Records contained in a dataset
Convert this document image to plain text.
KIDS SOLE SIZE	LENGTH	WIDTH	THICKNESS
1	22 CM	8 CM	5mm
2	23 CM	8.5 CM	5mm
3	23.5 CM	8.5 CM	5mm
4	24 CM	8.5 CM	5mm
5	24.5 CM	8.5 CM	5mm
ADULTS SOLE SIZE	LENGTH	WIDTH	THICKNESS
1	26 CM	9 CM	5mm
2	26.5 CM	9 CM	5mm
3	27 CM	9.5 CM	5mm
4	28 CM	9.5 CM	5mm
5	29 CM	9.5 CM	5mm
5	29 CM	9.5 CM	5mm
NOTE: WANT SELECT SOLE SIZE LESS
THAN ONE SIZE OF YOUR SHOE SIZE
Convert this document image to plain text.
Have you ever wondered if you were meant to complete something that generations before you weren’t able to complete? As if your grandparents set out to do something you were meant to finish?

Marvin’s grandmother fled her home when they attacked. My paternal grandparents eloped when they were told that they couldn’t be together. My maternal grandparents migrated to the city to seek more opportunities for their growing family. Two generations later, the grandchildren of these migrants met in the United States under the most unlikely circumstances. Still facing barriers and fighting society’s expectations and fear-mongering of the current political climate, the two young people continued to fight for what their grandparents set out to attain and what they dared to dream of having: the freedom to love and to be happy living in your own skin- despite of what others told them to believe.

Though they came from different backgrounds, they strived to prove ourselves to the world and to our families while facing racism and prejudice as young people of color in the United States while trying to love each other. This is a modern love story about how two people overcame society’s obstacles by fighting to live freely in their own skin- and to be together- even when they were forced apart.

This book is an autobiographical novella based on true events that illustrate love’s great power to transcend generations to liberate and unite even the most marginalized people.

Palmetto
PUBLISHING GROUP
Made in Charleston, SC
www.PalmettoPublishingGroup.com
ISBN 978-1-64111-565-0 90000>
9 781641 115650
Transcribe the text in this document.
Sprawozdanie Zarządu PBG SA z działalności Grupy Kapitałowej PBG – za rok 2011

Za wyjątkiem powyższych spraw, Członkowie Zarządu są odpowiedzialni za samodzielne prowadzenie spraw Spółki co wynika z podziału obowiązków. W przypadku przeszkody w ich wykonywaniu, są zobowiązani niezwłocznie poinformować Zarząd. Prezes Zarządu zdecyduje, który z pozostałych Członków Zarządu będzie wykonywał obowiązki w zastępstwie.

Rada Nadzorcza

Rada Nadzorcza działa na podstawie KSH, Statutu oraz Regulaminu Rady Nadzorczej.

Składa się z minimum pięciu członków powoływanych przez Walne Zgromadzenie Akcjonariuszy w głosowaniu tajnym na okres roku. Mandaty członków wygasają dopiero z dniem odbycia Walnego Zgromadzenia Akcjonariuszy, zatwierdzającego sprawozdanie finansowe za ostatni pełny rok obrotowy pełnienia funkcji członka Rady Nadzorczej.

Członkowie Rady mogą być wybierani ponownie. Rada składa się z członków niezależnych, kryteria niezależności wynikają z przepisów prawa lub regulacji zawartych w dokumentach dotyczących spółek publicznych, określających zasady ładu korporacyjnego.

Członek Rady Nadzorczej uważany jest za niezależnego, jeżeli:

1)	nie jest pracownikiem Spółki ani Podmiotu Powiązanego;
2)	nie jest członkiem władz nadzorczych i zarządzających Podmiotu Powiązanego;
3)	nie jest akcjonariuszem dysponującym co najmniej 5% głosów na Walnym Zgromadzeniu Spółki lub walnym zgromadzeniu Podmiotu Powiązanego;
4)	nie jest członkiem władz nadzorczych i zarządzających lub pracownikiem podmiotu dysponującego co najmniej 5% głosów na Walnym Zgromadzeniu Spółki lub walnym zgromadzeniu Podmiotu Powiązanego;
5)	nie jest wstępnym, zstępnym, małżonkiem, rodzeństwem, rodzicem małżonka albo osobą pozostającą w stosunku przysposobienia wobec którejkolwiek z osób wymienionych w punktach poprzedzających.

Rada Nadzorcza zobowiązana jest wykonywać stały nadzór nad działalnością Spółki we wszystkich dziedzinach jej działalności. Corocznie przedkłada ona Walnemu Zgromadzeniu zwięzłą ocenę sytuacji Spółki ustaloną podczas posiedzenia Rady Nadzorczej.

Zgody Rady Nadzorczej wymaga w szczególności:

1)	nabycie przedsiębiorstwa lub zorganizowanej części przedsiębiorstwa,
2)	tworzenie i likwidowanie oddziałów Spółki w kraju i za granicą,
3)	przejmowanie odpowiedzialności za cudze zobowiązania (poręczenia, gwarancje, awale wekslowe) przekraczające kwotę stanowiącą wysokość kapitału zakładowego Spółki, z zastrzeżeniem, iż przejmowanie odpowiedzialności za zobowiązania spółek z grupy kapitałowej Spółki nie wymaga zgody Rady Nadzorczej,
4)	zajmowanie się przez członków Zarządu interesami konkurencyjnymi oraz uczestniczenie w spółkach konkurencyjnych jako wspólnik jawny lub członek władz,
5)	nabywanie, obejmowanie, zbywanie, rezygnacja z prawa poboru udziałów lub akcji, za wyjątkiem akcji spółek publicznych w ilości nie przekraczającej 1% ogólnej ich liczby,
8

PROBLEM TO WORK ON.
Please quote the data above in full, with no line missing.

RESULT FOR THIS TASK.
Convert this document image to plain text.
KIDS SOLE SIZE	LENGTH	WIDTH	THICKNESS
1	22 CM	8 CM	5mm
2	23 CM	8.5 CM	5mm
3	23.5 CM	8.5 CM	5mm
4	24 CM	8.5 CM	5mm
5	24.5 CM	8.5 CM	5mm
ADULTS SOLE SIZE	LENGTH	WIDTH	THICKNESS
1	26 CM	9 CM	5mm
2	26.5 CM	9 CM	5mm
3	27 CM	9.5 CM	5mm
4	28 CM	9.5 CM	5mm
5	29 CM	9.5 CM	5mm
5	29 CM	9.5 CM	5mm
NOTE: WANT SELECT SOLE SIZE LESS
THAN ONE SIZE OF YOUR SHOE SIZE
Convert this document image to plain text.
Have you ever wondered if you were meant to complete something that generations before you weren’t able to complete? As if your grandparents set out to do something you were meant to finish?

Marvin’s grandmother fled her home when they attacked. My paternal grandparents eloped when they were told that they couldn’t be together. My maternal grandparents migrated to the city to seek more opportunities for their growing family. Two generations later, the grandchildren of these migrants met in the United States under the most unlikely circumstances. Still facing barriers and fighting society’s expectations and fear-mongering of the current political climate, the two young people continued to fight for what their grandparents set out to attain and what they dared to dream of having: the freedom to love and to be happy living in your own skin- despite of what others told them to believe.

Though they came from different backgrounds, they strived to prove ourselves to the world and to our families while facing racism and prejudice as young people of color in the United States while trying to love each other. This is a modern love story about how two people overcame society’s obstacles by fighting to live freely in their own skin- and to be together- even when they were forced apart.

This book is an autobiographical novella based on true events that illustrate love’s great power to transcend generations to liberate and unite even the most marginalized people.

Palmetto
PUBLISHING GROUP
Made in Charleston, SC
www.PalmettoPublishingGroup.com
ISBN 978-1-64111-565-0 90000>
9 781641 115650
Transcribe the text in this document.
Sprawozdanie Zarządu PBG SA z działalności Grupy Kapitałowej PBG – za rok 2011

Za wyjątkiem powyższych spraw, Członkowie Zarządu są odpowiedzialni za samodzielne prowadzenie spraw Spółki co wynika z podziału obowiązków. W przypadku przeszkody w ich wykonywaniu, są zobowiązani niezwłocznie poinformować Zarząd. Prezes Zarządu zdecyduje, który z pozostałych Członków Zarządu będzie wykonywał obowiązki w zastępstwie.

Rada Nadzorcza

Rada Nadzorcza działa na podstawie KSH, Statutu oraz Regulaminu Rady Nadzorczej.

Składa się z minimum pięciu członków powoływanych przez Walne Zgromadzenie Akcjonariuszy w głosowaniu tajnym na okres roku. Mandaty członków wygasają dopiero z dniem odbycia Walnego Zgromadzenia Akcjonariuszy, zatwierdzającego sprawozdanie finansowe za ostatni pełny rok obrotowy pełnienia funkcji członka Rady Nadzorczej.

Członkowie Rady mogą być wybierani ponownie. Rada składa się z członków niezależnych, kryteria niezależności wynikają z przepisów prawa lub regulacji zawartych w dokumentach dotyczących spółek publicznych, określających zasady ładu korporacyjnego.

Członek Rady Nadzorczej uważany jest za niezależnego, jeżeli:

1)	nie jest pracownikiem Spółki ani Podmiotu Powiązanego;
2)	nie jest członkiem władz nadzorczych i zarządzających Podmiotu Powiązanego;
3)	nie jest akcjonariuszem dysponującym co najmniej 5% głosów na Walnym Zgromadzeniu Spółki lub walnym zgromadzeniu Podmiotu Powiązanego;
4)	nie jest członkiem władz nadzorczych i zarządzających lub pracownikiem podmiotu dysponującego co najmniej 5% głosów na Walnym Zgromadzeniu Spółki lub walnym zgromadzeniu Podmiotu Powiązanego;
5)	nie jest wstępnym, zstępnym, małżonkiem, rodzeństwem, rodzicem małżonka albo osobą pozostającą w stosunku przysposobienia wobec którejkolwiek z osób wymienionych w punktach poprzedzających.

Rada Nadzorcza zobowiązana jest wykonywać stały nadzór nad działalnością Spółki we wszystkich dziedzinach jej działalności. Corocznie przedkłada ona Walnemu Zgromadzeniu zwięzłą ocenę sytuacji Spółki ustaloną podczas posiedzenia Rady Nadzorczej.

Zgody Rady Nadzorczej wymaga w szczególności:

1)	nabycie przedsiębiorstwa lub zorganizowanej części przedsiębiorstwa,
2)	tworzenie i likwidowanie oddziałów Spółki w kraju i za granicą,
3)	przejmowanie odpowiedzialności za cudze zobowiązania (poręczenia, gwarancje, awale wekslowe) przekraczające kwotę stanowiącą wysokość kapitału zakładowego Spółki, z zastrzeżeniem, iż przejmowanie odpowiedzialności za zobowiązania spółek z grupy kapitałowej Spółki nie wymaga zgody Rady Nadzorczej,
4)	zajmowanie się przez członków Zarządu interesami konkurencyjnymi oraz uczestniczenie w spółkach konkurencyjnych jako wspólnik jawny lub członek władz,
5)	nabywanie, obejmowanie, zbywanie, rezygnacja z prawa poboru udziałów lub akcji, za wyjątkiem akcji spółek publicznych w ilości nie przekraczającej 1% ogólnej ich liczby,
8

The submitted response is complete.